[Data extracted from a collection]
Begin
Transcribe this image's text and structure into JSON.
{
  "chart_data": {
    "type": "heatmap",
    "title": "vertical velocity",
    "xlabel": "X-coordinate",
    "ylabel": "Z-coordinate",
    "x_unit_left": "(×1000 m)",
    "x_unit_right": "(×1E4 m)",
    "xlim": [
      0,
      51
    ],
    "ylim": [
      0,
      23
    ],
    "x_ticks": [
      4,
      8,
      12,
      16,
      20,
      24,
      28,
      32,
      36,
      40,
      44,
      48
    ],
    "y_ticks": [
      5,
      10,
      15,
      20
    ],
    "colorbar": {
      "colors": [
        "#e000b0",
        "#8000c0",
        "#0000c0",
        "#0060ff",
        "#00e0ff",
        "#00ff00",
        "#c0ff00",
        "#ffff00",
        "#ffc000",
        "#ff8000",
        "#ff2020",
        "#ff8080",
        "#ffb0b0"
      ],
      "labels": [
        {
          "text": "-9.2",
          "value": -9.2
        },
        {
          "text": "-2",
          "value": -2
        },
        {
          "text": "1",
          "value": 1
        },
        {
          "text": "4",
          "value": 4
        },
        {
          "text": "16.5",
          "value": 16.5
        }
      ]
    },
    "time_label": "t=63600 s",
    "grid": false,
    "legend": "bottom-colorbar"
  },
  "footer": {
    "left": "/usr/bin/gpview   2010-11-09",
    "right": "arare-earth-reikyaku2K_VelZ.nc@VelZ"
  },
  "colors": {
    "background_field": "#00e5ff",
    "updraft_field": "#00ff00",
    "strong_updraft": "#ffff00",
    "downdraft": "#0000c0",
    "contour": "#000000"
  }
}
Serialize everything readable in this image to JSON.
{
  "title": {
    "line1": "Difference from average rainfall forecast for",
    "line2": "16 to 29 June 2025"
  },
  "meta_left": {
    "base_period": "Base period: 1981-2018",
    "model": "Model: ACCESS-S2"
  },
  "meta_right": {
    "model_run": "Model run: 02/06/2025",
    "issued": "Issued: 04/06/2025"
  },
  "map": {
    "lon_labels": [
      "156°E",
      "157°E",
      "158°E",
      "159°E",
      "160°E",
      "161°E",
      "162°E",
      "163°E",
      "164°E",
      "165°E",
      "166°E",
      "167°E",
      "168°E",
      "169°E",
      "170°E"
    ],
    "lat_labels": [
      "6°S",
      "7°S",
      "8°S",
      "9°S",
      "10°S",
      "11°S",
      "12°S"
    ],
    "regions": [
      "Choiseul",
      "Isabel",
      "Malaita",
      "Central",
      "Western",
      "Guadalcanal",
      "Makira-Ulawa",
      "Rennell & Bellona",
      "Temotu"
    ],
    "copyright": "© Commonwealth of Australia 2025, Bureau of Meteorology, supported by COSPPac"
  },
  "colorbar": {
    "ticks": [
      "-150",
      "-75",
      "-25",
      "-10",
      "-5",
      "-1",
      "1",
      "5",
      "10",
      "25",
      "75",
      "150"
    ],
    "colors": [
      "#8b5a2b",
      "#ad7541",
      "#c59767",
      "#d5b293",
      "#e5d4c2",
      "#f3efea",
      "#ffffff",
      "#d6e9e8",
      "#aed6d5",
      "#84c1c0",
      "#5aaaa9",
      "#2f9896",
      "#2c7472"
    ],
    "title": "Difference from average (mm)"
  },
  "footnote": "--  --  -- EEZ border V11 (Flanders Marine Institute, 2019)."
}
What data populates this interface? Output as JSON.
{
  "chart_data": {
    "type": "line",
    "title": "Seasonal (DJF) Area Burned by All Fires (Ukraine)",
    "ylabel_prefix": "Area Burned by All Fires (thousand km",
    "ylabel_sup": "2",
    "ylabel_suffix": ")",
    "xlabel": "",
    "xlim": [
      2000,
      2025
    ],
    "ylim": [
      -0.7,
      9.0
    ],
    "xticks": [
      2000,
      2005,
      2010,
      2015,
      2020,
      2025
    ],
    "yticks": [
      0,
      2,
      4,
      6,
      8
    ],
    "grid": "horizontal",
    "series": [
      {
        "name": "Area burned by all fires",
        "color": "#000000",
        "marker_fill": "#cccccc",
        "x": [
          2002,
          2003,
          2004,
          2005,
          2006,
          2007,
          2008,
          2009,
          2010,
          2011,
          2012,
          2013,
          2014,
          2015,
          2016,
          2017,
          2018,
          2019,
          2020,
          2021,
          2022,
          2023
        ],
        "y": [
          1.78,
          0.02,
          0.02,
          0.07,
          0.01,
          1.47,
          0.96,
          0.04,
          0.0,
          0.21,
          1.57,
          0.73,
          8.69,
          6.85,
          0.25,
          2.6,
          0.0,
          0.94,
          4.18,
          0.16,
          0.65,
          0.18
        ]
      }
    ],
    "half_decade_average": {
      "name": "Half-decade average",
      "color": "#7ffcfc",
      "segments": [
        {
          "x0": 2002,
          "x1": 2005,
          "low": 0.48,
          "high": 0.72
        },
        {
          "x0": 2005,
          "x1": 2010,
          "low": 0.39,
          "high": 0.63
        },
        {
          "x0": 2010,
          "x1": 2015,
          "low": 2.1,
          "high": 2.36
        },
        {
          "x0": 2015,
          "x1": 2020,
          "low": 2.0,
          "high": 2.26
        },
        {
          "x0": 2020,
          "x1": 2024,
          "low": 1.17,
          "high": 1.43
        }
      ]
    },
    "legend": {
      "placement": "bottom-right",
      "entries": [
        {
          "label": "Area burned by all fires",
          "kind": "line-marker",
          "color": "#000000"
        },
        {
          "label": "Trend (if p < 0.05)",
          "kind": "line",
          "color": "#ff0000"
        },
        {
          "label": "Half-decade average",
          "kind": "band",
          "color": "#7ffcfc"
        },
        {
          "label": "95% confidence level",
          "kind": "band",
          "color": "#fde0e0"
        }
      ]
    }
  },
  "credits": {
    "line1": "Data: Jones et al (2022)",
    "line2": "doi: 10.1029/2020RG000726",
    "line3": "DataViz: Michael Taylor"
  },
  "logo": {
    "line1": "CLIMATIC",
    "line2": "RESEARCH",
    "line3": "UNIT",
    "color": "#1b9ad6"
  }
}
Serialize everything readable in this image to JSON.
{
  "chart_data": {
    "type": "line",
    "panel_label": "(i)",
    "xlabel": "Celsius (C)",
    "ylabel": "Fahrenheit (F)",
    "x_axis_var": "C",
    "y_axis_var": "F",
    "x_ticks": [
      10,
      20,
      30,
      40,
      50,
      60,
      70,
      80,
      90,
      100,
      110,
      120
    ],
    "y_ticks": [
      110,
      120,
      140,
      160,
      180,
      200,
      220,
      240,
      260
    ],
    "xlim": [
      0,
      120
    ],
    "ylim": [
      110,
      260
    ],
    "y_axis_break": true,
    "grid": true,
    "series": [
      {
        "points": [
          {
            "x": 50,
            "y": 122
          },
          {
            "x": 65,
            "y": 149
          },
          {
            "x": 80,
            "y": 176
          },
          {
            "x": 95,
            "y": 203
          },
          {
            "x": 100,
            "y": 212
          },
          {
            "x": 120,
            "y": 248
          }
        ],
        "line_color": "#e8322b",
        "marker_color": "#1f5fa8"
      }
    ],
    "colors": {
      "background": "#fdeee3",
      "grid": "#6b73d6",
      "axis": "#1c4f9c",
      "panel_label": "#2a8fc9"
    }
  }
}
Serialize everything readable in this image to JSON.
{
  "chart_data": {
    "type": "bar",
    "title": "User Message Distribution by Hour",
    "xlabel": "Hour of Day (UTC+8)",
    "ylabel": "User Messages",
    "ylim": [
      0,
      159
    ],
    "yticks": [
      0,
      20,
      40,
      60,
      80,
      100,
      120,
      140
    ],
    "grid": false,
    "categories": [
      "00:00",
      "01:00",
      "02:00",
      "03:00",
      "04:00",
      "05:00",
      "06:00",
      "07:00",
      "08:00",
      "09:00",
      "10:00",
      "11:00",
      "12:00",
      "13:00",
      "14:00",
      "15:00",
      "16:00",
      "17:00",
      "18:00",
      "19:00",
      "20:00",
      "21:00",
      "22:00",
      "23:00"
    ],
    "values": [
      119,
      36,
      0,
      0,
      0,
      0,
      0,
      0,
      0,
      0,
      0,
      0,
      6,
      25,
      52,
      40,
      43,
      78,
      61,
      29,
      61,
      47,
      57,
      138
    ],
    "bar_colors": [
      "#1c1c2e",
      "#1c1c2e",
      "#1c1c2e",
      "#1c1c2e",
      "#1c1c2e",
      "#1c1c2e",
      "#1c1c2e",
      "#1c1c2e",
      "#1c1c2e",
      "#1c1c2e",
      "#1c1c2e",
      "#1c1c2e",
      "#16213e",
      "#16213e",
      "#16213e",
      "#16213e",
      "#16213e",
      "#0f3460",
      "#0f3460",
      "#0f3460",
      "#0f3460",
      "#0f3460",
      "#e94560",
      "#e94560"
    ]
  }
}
End
From the listing above, copy out each line where the word "colorbar" appears.

Task solution:
    "colorbar": {
    "legend": "bottom-colorbar"
  "colorbar": {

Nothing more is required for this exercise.